==== EXTRACTED RECORDS

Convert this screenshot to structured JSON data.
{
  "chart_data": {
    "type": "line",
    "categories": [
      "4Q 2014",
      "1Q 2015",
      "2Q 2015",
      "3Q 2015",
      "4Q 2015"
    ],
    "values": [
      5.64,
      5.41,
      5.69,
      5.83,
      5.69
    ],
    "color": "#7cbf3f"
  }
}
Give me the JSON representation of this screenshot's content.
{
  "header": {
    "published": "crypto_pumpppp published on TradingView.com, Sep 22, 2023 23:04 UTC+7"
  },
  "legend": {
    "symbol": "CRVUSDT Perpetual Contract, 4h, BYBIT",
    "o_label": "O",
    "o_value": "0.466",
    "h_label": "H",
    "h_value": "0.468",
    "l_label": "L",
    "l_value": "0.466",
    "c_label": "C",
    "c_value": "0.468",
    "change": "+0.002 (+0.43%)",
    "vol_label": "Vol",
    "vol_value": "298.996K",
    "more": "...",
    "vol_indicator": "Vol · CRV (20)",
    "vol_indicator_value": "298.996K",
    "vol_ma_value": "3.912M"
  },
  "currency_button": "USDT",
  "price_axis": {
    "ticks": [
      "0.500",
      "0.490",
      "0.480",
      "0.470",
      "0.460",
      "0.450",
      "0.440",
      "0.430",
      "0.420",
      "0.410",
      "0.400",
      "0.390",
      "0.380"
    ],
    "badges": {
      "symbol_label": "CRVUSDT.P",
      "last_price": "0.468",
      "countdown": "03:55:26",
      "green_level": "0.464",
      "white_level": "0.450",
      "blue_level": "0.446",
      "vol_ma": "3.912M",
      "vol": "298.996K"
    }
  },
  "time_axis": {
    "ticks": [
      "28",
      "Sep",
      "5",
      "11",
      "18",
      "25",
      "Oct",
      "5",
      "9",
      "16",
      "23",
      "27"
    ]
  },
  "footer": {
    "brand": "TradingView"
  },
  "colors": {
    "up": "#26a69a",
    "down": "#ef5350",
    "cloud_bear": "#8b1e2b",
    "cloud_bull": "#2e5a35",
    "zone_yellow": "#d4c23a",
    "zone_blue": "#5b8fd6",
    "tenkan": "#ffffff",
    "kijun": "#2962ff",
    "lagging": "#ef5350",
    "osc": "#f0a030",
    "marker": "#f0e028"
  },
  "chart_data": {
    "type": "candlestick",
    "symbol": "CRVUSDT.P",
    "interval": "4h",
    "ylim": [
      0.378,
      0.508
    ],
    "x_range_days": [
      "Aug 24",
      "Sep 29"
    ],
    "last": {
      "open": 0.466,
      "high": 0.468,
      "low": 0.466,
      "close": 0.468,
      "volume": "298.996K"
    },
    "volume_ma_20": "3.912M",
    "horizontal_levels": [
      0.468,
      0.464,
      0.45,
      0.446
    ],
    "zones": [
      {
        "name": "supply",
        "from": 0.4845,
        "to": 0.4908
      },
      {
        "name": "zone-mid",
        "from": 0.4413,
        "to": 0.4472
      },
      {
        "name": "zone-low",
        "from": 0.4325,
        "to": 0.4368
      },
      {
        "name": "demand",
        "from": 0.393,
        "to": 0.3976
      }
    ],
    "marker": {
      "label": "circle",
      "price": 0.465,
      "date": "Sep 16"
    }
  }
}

========

Read the entries and show each line that mentions "this".

▸ **FINISHED ANSWER**:
Convert this screenshot to structured JSON data.
Give me the JSON representation of this screenshot's content.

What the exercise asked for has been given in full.